### The task
Every line of the material is to be repeated exactly as it stands.

### Material shown
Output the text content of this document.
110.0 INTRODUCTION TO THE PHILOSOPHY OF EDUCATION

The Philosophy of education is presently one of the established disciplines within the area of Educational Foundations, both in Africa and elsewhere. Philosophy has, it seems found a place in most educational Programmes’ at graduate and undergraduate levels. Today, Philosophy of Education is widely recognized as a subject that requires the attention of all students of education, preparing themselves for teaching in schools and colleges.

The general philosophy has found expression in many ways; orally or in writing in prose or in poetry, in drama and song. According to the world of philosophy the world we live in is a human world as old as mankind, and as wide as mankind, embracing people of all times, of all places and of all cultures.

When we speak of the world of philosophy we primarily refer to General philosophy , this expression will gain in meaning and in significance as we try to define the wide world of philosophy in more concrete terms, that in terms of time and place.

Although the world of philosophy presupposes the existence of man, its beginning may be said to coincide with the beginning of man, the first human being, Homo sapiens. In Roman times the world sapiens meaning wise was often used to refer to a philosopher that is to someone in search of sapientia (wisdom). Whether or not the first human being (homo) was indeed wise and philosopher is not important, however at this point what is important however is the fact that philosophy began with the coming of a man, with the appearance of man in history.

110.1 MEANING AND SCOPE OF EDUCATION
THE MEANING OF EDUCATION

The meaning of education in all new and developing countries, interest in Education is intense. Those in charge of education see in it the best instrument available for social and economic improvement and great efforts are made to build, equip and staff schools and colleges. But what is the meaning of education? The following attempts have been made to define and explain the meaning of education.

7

### Reply to the task
Output the text content of this document.
110.0 INTRODUCTION TO THE PHILOSOPHY OF EDUCATION

The Philosophy of education is presently one of the established disciplines within the area of Educational Foundations, both in Africa and elsewhere. Philosophy has, it seems found a place in most educational Programmes’ at graduate and undergraduate levels. Today, Philosophy of Education is widely recognized as a subject that requires the attention of all students of education, preparing themselves for teaching in schools and colleges.

The general philosophy has found expression in many ways; orally or in writing in prose or in poetry, in drama and song. According to the world of philosophy the world we live in is a human world as old as mankind, and as wide as mankind, embracing people of all times, of all places and of all cultures.

When we speak of the world of philosophy we primarily refer to General philosophy , this expression will gain in meaning and in significance as we try to define the wide world of philosophy in more concrete terms, that in terms of time and place.

Although the world of philosophy presupposes the existence of man, its beginning may be said to coincide with the beginning of man, the first human being, Homo sapiens. In Roman times the world sapiens meaning wise was often used to refer to a philosopher that is to someone in search of sapientia (wisdom). Whether or not the first human being (homo) was indeed wise and philosopher is not important, however at this point what is important however is the fact that philosophy began with the coming of a man, with the appearance of man in history.

110.1 MEANING AND SCOPE OF EDUCATION
THE MEANING OF EDUCATION

The meaning of education in all new and developing countries, interest in Education is intense. Those in charge of education see in it the best instrument available for social and economic improvement and great efforts are made to build, equip and staff schools and colleges. But what is the meaning of education? The following attempts have been made to define and explain the meaning of education.

7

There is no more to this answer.